Given task: Read the data and repeat it in full, exactly.

+---+

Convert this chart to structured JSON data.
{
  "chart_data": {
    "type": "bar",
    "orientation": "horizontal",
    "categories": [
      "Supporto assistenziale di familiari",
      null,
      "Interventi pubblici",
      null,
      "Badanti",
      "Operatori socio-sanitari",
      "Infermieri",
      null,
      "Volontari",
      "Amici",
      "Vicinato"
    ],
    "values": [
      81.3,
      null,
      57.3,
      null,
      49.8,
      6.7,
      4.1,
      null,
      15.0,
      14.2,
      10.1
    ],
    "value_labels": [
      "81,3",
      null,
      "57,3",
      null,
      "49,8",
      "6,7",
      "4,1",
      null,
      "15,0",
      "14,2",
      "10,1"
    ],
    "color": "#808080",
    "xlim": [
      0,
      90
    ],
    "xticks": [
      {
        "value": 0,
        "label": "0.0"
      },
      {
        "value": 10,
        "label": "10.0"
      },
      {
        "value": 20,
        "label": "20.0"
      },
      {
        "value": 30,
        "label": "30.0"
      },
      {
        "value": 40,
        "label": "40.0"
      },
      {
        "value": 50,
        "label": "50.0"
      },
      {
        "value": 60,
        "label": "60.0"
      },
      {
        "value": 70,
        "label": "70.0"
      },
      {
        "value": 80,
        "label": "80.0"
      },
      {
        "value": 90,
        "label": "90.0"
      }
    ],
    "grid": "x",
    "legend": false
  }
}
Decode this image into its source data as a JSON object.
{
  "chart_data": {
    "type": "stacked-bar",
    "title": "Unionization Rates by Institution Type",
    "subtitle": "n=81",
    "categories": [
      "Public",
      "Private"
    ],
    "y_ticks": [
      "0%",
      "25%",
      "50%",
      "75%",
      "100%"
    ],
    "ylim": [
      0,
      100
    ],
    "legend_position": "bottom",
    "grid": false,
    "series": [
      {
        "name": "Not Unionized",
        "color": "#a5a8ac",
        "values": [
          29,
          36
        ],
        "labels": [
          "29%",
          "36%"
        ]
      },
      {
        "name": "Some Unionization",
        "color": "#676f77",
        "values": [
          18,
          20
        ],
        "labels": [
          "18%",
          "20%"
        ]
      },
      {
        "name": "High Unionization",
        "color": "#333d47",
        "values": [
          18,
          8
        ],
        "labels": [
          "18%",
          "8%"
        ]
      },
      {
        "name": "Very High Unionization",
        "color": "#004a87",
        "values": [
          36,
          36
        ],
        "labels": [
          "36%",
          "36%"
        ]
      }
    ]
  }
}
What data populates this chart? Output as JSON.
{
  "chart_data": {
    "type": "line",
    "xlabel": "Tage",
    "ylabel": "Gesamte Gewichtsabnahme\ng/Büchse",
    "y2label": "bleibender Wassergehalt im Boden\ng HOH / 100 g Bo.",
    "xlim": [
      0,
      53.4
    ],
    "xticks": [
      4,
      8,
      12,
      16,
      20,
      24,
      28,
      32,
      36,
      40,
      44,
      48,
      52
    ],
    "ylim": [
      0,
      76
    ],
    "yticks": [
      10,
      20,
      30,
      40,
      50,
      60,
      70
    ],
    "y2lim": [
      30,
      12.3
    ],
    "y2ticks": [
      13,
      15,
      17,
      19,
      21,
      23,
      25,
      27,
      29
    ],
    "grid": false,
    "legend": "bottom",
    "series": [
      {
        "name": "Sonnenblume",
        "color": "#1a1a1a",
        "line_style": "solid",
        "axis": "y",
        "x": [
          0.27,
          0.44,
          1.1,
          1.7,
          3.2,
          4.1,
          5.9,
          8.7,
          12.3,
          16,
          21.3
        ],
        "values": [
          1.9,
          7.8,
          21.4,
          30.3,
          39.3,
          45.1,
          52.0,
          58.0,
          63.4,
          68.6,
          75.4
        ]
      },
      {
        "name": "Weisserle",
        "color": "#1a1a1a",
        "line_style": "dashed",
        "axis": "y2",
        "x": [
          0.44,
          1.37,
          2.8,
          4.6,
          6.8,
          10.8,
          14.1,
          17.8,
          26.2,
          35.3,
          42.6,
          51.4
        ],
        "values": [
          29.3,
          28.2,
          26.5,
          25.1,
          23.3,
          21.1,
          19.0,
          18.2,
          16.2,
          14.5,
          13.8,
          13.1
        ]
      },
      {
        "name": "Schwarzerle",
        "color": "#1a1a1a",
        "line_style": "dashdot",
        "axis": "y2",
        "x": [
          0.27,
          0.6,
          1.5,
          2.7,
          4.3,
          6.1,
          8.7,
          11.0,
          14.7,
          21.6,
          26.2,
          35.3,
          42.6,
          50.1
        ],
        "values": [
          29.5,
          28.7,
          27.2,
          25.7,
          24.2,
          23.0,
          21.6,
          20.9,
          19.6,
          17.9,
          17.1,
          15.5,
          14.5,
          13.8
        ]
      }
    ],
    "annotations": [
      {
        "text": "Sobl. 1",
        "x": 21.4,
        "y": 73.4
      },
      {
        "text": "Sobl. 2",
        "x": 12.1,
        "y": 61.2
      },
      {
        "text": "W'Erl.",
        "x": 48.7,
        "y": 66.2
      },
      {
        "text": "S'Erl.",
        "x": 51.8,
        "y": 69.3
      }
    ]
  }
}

+---+

Solution:
Convert this chart to structured JSON data.
{
  "chart_data": {
    "type": "bar",
    "orientation": "horizontal",
    "categories": [
      "Supporto assistenziale di familiari",
      null,
      "Interventi pubblici",
      null,
      "Badanti",
      "Operatori socio-sanitari",
      "Infermieri",
      null,
      "Volontari",
      "Amici",
      "Vicinato"
    ],
    "values": [
      81.3,
      null,
      57.3,
      null,
      49.8,
      6.7,
      4.1,
      null,
      15.0,
      14.2,
      10.1
    ],
    "value_labels": [
      "81,3",
      null,
      "57,3",
      null,
      "49,8",
      "6,7",
      "4,1",
      null,
      "15,0",
      "14,2",
      "10,1"
    ],
    "color": "#808080",
    "xlim": [
      0,
      90
    ],
    "xticks": [
      {
        "value": 0,
        "label": "0.0"
      },
      {
        "value": 10,
        "label": "10.0"
      },
      {
        "value": 20,
        "label": "20.0"
      },
      {
        "value": 30,
        "label": "30.0"
      },
      {
        "value": 40,
        "label": "40.0"
      },
      {
        "value": 50,
        "label": "50.0"
      },
      {
        "value": 60,
        "label": "60.0"
      },
      {
        "value": 70,
        "label": "70.0"
      },
      {
        "value": 80,
        "label": "80.0"
      },
      {
        "value": 90,
        "label": "90.0"
      }
    ],
    "grid": "x",
    "legend": false
  }
}
Decode this image into its source data as a JSON object.
{
  "chart_data": {
    "type": "stacked-bar",
    "title": "Unionization Rates by Institution Type",
    "subtitle": "n=81",
    "categories": [
      "Public",
      "Private"
    ],
    "y_ticks": [
      "0%",
      "25%",
      "50%",
      "75%",
      "100%"
    ],
    "ylim": [
      0,
      100
    ],
    "legend_position": "bottom",
    "grid": false,
    "series": [
      {
        "name": "Not Unionized",
        "color": "#a5a8ac",
        "values": [
          29,
          36
        ],
        "labels": [
          "29%",
          "36%"
        ]
      },
      {
        "name": "Some Unionization",
        "color": "#676f77",
        "values": [
          18,
          20
        ],
        "labels": [
          "18%",
          "20%"
        ]
      },
      {
        "name": "High Unionization",
        "color": "#333d47",
        "values": [
          18,
          8
        ],
        "labels": [
          "18%",
          "8%"
        ]
      },
      {
        "name": "Very High Unionization",
        "color": "#004a87",
        "values": [
          36,
          36
        ],
        "labels": [
          "36%",
          "36%"
        ]
      }
    ]
  }
}
What data populates this chart? Output as JSON.
{
  "chart_data": {
    "type": "line",
    "xlabel": "Tage",
    "ylabel": "Gesamte Gewichtsabnahme\ng/Büchse",
    "y2label": "bleibender Wassergehalt im Boden\ng HOH / 100 g Bo.",
    "xlim": [
      0,
      53.4
    ],
    "xticks": [
      4,
      8,
      12,
      16,
      20,
      24,
      28,
      32,
      36,
      40,
      44,
      48,
      52
    ],
    "ylim": [
      0,
      76
    ],
    "yticks": [
      10,
      20,
      30,
      40,
      50,
      60,
      70
    ],
    "y2lim": [
      30,
      12.3
    ],
    "y2ticks": [
      13,
      15,
      17,
      19,
      21,
      23,
      25,
      27,
      29
    ],
    "grid": false,
    "legend": "bottom",
    "series": [
      {
        "name": "Sonnenblume",
        "color": "#1a1a1a",
        "line_style": "solid",
        "axis": "y",
        "x": [
          0.27,
          0.44,
          1.1,
          1.7,
          3.2,
          4.1,
          5.9,
          8.7,
          12.3,
          16,
          21.3
        ],
        "values": [
          1.9,
          7.8,
          21.4,
          30.3,
          39.3,
          45.1,
          52.0,
          58.0,
          63.4,
          68.6,
          75.4
        ]
      },
      {
        "name": "Weisserle",
        "color": "#1a1a1a",
        "line_style": "dashed",
        "axis": "y2",
        "x": [
          0.44,
          1.37,
          2.8,
          4.6,
          6.8,
          10.8,
          14.1,
          17.8,
          26.2,
          35.3,
          42.6,
          51.4
        ],
        "values": [
          29.3,
          28.2,
          26.5,
          25.1,
          23.3,
          21.1,
          19.0,
          18.2,
          16.2,
          14.5,
          13.8,
          13.1
        ]
      },
      {
        "name": "Schwarzerle",
        "color": "#1a1a1a",
        "line_style": "dashdot",
        "axis": "y2",
        "x": [
          0.27,
          0.6,
          1.5,
          2.7,
          4.3,
          6.1,
          8.7,
          11.0,
          14.7,
          21.6,
          26.2,
          35.3,
          42.6,
          50.1
        ],
        "values": [
          29.5,
          28.7,
          27.2,
          25.7,
          24.2,
          23.0,
          21.6,
          20.9,
          19.6,
          17.9,
          17.1,
          15.5,
          14.5,
          13.8
        ]
      }
    ],
    "annotations": [
      {
        "text": "Sobl. 1",
        "x": 21.4,
        "y": 73.4
      },
      {
        "text": "Sobl. 2",
        "x": 12.1,
        "y": 61.2
      },
      {
        "text": "W'Erl.",
        "x": 48.7,
        "y": 66.2
      },
      {
        "text": "S'Erl.",
        "x": 51.8,
        "y": 69.3
      }
    ]
  }
}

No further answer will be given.